- **Document passage**
>>>

It's nearly six years since Francis Bacon died, aged 82, with a good 50 years of painting behind him, and that might well be period enough for views to settle. They haven't at all. Bacon unquestionably remains a presence, a figure and a force to be reckoned with, but estimates of his work, even positive estimates, diverge radically - and, by way of reintroduction, here's the range, roughly.

There's the savage view (still probably the standard view), which sees in Bacon's art an outcry of agony and a nausea of mortality, a terrible vision of the human state generally, but with special reference to the 20th century (the camps, the death of God). Or there's the skittish view, a kind of irreverent take on the previous, which finds rather an expert flesh-creeper and monster-maker, a shock-horror merchant with a macabre sense of fun. Then there's the social view, which stresses a much more urbane and various talent, a virtuoso player and portrayer of metropolitan- boho life, a painter of wit and character. Finally there's the sublime view, which praises the vitality, the grandeur, the exaltation of his art, its ultimate life-affirmation in the face of torment, its triumph of the human spirit. Here Bacon becomes practically a candidate for a Nobel Prize.

It's hard to decide, and I'd like to. Bacon is obviously a big deal. But whichever view you try out, the others seem to have truths that can't be ignored. No doubt one could say the sheer range of possible responses is itself a sign of Bacon's greatness, or of his abiding power to unsettle. But that seems too easy a summary. Anyway, we now have the chance to look and think again.

<<<

- **Recorded information**
>>>

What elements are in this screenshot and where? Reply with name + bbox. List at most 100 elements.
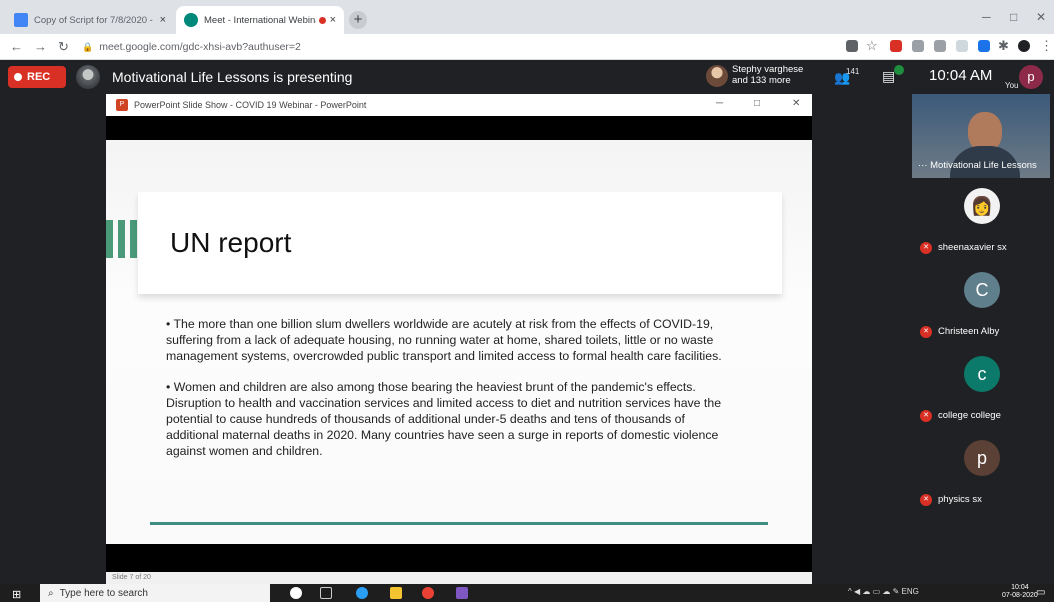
task-view-icon[interactable]: [320, 587, 332, 599]
app-icon[interactable]: [456, 587, 468, 599]
reload-icon[interactable]: ↻: [58, 39, 69, 55]
mic-off-icon: ✕: [920, 326, 932, 338]
bullet-2: • Women and children are also among thos…: [166, 379, 722, 459]
search-placeholder: Type here to search: [59, 587, 148, 599]
profile-icon[interactable]: [1018, 40, 1030, 52]
participant-name: Christeen Alby: [938, 326, 1000, 337]
search-icon: ⌕: [48, 587, 54, 599]
rec-label: REC: [27, 71, 51, 83]
participant-name: sheenaxavier sx: [938, 242, 1007, 253]
participant-name: college college: [938, 410, 1001, 421]
forward-icon[interactable]: →: [34, 39, 47, 54]
close-tab-icon[interactable]: ×: [160, 14, 166, 26]
people-count: 141: [846, 67, 860, 76]
minimize-icon[interactable]: ─: [716, 98, 723, 109]
language-indicator[interactable]: ENG: [902, 587, 919, 596]
participants-panel: ··· Motivational Life Lessons 👩 ✕ sheena…: [910, 94, 1054, 584]
meeting-clock: 10:04 AM: [929, 67, 993, 84]
featured-participant-tile[interactable]: ··· Motivational Life Lessons: [912, 94, 1050, 178]
back-icon[interactable]: ←: [10, 39, 23, 54]
extension-icon[interactable]: [956, 40, 968, 52]
close-tab-icon[interactable]: ×: [330, 14, 336, 26]
participant-tile[interactable]: p ✕ physics sx: [912, 432, 1050, 516]
joiner-name: Stephy varghese: [732, 64, 804, 75]
chrome-icon[interactable]: [422, 587, 434, 599]
slide: UN report • The more than one billion sl…: [106, 140, 812, 544]
tray-icons[interactable]: ^ ◀ ☁ ▭ ☁ ✎: [848, 587, 902, 596]
minimize-icon[interactable]: ─: [982, 10, 991, 24]
extension-icon[interactable]: [978, 40, 990, 52]
taskbar-date: 07-08-2020: [1002, 592, 1038, 599]
tab-title: Meet - International Webina: [204, 14, 316, 26]
taskbar-clock[interactable]: 10:04 07-08-2020: [1002, 584, 1038, 600]
slide-title: UN report: [170, 227, 292, 258]
participant-tile[interactable]: C ✕ Christeen Alby: [912, 264, 1050, 348]
system-tray: ^ ◀ ☁ ▭ ☁ ✎ ENG: [848, 587, 919, 596]
file-explorer-icon[interactable]: [390, 587, 402, 599]
participant-avatar: p: [964, 440, 1000, 476]
meet-top-bar: REC Motivational Life Lessons is present…: [0, 60, 1054, 94]
extension-icon[interactable]: [934, 40, 946, 52]
extensions-puzzle-icon[interactable]: ✱: [998, 38, 1009, 54]
recording-badge: REC: [8, 66, 66, 88]
maximize-icon[interactable]: □: [754, 98, 760, 109]
chat-badge: [894, 65, 904, 75]
participant-tile[interactable]: c ✕ college college: [912, 348, 1050, 432]
cortana-icon[interactable]: [290, 587, 302, 599]
record-dot-icon: [14, 73, 22, 81]
browser-tab-strip: Copy of Script for 7/8/2020 - Go × Meet …: [0, 0, 1054, 34]
bullet-1: • The more than one billion slum dweller…: [166, 317, 722, 364]
participant-name: physics sx: [938, 494, 982, 505]
url-text: meet.google.com/gdc-xhsi-avb?authuser=2: [99, 41, 301, 53]
close-icon[interactable]: ✕: [792, 98, 800, 109]
tab-title: Copy of Script for 7/8/2020 - Go: [34, 14, 156, 26]
joiner-notice: Stephy varghese and 133 more: [732, 64, 803, 86]
screen: Copy of Script for 7/8/2020 - Go × Meet …: [0, 0, 1054, 602]
presenter-avatar: [76, 65, 100, 89]
new-tab-button[interactable]: +: [349, 11, 367, 29]
participant-avatar: c: [964, 356, 1000, 392]
joiner-avatar: [706, 65, 728, 87]
self-label: You: [1005, 81, 1019, 90]
lock-icon: 🔒: [82, 41, 94, 52]
self-avatar[interactable]: p: [1019, 65, 1043, 89]
windows-start-icon[interactable]: ⊞: [12, 588, 21, 601]
tab-meet[interactable]: Meet - International Webina ×: [176, 6, 344, 34]
title-box: UN report: [138, 192, 782, 294]
powerpoint-icon: P: [116, 99, 128, 111]
taskbar-time: 10:04: [1011, 584, 1029, 591]
extension-icon[interactable]: [890, 40, 902, 52]
slide-body: • The more than one billion slum dweller…: [166, 316, 726, 474]
ppt-window-title: PowerPoint Slide Show - COVID 19 Webinar…: [134, 100, 367, 110]
mic-off-icon: ✕: [920, 242, 932, 254]
camera-icon[interactable]: [846, 40, 858, 52]
url-field[interactable]: 🔒 meet.google.com/gdc-xhsi-avb?authuser=…: [82, 37, 842, 57]
recording-indicator-icon: [318, 16, 326, 24]
slide-divider: [150, 522, 768, 525]
notification-icon[interactable]: ▭: [1036, 587, 1045, 598]
menu-icon[interactable]: ⋮: [1040, 38, 1053, 54]
meet-icon: [184, 13, 198, 27]
extension-icon[interactable]: [912, 40, 924, 52]
participant-avatar: 👩: [964, 188, 1000, 224]
edge-icon[interactable]: [356, 587, 368, 599]
presenting-title: Motivational Life Lessons is presenting: [112, 69, 353, 85]
close-window-icon[interactable]: ✕: [1036, 10, 1046, 24]
address-bar: ← → ↻ 🔒 meet.google.com/gdc-xhsi-avb?aut…: [0, 34, 1054, 60]
mic-off-icon: ✕: [920, 494, 932, 506]
featured-participant-name: ··· Motivational Life Lessons: [918, 160, 1037, 171]
joiner-more: and 133 more: [732, 75, 791, 86]
taskbar-search[interactable]: ⌕ Type here to search: [40, 584, 270, 602]
maximize-icon[interactable]: □: [1010, 10, 1017, 24]
slide-letterbox-top: [106, 116, 812, 140]
ppt-title-bar: P PowerPoint Slide Show - COVID 19 Webin…: [106, 94, 812, 116]
windows-taskbar: ⊞ ⌕ Type here to search ^ ◀ ☁ ▭ ☁ ✎ ENG …: [0, 584, 1054, 602]
tab-script-doc[interactable]: Copy of Script for 7/8/2020 - Go ×: [6, 6, 174, 34]
participant-avatar: C: [964, 272, 1000, 308]
mic-off-icon: ✕: [920, 410, 932, 422]
participant-tile[interactable]: 👩 ✕ sheenaxavier sx: [912, 180, 1050, 264]
slide-status: Slide 7 of 20: [106, 572, 812, 584]
docs-icon: [14, 13, 28, 27]
bookmark-star-icon[interactable]: ☆: [866, 38, 878, 54]
presentation-stage: P PowerPoint Slide Show - COVID 19 Webin…: [0, 94, 910, 584]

<<<

- **Stated goal**
In the passage about Francis Bacon, which of the views of his work is called probably still the standard one?

- **The reply**
The savage view.